Exercise task.
Quote the lines below exactly, from the one that holds "Convert this document image to plain text." through the final line of the records, and only those.

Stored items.

################

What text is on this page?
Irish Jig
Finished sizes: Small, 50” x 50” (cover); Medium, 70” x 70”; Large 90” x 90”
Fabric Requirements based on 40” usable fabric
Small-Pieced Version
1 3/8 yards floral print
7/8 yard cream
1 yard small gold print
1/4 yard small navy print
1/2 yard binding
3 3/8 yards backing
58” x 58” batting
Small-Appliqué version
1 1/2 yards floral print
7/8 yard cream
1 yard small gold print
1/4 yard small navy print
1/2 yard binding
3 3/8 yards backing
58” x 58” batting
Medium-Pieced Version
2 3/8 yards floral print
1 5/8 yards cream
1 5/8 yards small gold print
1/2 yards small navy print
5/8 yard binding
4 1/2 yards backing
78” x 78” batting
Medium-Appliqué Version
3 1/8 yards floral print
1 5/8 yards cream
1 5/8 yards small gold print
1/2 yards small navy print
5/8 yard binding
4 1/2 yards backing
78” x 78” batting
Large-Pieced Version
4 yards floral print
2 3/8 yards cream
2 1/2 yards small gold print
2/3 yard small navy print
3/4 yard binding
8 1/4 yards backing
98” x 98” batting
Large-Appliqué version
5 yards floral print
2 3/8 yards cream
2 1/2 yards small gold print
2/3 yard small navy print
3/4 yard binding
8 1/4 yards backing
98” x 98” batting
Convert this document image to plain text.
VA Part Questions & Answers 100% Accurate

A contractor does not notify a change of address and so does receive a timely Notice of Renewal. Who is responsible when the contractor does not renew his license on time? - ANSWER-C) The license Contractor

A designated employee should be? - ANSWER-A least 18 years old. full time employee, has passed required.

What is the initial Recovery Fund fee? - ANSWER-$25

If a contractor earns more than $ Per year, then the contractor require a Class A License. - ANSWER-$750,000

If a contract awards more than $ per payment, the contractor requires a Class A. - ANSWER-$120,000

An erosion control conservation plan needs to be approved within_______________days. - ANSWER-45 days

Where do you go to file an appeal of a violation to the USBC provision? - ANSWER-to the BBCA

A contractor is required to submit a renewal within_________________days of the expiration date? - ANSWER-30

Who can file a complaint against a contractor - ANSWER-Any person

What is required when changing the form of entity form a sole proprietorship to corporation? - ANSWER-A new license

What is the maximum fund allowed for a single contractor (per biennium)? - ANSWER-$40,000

################

Task result.
Convert this document image to plain text.
VA Part Questions & Answers 100% Accurate

A contractor does not notify a change of address and so does receive a timely Notice of Renewal. Who is responsible when the contractor does not renew his license on time? - ANSWER-C) The license Contractor

A designated employee should be? - ANSWER-A least 18 years old. full time employee, has passed required.

What is the initial Recovery Fund fee? - ANSWER-$25

If a contractor earns more than $ Per year, then the contractor require a Class A License. - ANSWER-$750,000

If a contract awards more than $ per payment, the contractor requires a Class A. - ANSWER-$120,000

An erosion control conservation plan needs to be approved within_______________days. - ANSWER-45 days

Where do you go to file an appeal of a violation to the USBC provision? - ANSWER-to the BBCA

A contractor is required to submit a renewal within_________________days of the expiration date? - ANSWER-30

Who can file a complaint against a contractor - ANSWER-Any person

What is required when changing the form of entity form a sole proprietorship to corporation? - ANSWER-A new license

What is the maximum fund allowed for a single contractor (per biennium)? - ANSWER-$40,000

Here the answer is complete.